Figure collection entries:

= = = = = = =

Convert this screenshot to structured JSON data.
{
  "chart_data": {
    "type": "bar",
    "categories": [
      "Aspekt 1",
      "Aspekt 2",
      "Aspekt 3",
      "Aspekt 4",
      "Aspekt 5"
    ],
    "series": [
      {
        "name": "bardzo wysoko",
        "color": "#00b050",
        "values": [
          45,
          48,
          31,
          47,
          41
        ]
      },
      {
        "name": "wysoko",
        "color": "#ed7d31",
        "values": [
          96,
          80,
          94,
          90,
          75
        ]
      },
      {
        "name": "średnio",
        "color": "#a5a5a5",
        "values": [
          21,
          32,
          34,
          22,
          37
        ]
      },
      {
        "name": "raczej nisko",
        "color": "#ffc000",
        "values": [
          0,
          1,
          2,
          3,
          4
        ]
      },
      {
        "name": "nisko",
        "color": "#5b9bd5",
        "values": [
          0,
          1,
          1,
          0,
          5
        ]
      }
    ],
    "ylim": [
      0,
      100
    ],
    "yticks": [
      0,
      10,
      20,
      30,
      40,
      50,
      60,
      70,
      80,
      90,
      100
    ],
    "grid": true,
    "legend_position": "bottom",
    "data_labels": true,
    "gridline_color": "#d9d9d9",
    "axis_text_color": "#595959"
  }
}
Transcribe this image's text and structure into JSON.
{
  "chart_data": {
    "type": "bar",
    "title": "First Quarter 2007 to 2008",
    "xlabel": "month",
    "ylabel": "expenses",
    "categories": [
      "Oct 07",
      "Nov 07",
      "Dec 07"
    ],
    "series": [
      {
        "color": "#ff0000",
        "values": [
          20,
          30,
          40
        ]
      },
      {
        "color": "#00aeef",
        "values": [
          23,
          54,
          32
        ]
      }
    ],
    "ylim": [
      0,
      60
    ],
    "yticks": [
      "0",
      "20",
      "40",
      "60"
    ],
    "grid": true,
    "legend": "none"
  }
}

= = = = = = =

- **Written instruction**
Your task is to quote all of the data word for word.

- **Solution to the exercise**
Convert this screenshot to structured JSON data.
{
  "chart_data": {
    "type": "bar",
    "categories": [
      "Aspekt 1",
      "Aspekt 2",
      "Aspekt 3",
      "Aspekt 4",
      "Aspekt 5"
    ],
    "series": [
      {
        "name": "bardzo wysoko",
        "color": "#00b050",
        "values": [
          45,
          48,
          31,
          47,
          41
        ]
      },
      {
        "name": "wysoko",
        "color": "#ed7d31",
        "values": [
          96,
          80,
          94,
          90,
          75
        ]
      },
      {
        "name": "średnio",
        "color": "#a5a5a5",
        "values": [
          21,
          32,
          34,
          22,
          37
        ]
      },
      {
        "name": "raczej nisko",
        "color": "#ffc000",
        "values": [
          0,
          1,
          2,
          3,
          4
        ]
      },
      {
        "name": "nisko",
        "color": "#5b9bd5",
        "values": [
          0,
          1,
          1,
          0,
          5
        ]
      }
    ],
    "ylim": [
      0,
      100
    ],
    "yticks": [
      0,
      10,
      20,
      30,
      40,
      50,
      60,
      70,
      80,
      90,
      100
    ],
    "grid": true,
    "legend_position": "bottom",
    "data_labels": true,
    "gridline_color": "#d9d9d9",
    "axis_text_color": "#595959"
  }
}
Transcribe this image's text and structure into JSON.
{
  "chart_data": {
    "type": "bar",
    "title": "First Quarter 2007 to 2008",
    "xlabel": "month",
    "ylabel": "expenses",
    "categories": [
      "Oct 07",
      "Nov 07",
      "Dec 07"
    ],
    "series": [
      {
        "color": "#ff0000",
        "values": [
          20,
          30,
          40
        ]
      },
      {
        "color": "#00aeef",
        "values": [
          23,
          54,
          32
        ]
      }
    ],
    "ylim": [
      0,
      60
    ],
    "yticks": [
      "0",
      "20",
      "40",
      "60"
    ],
    "grid": true,
    "legend": "none"
  }
}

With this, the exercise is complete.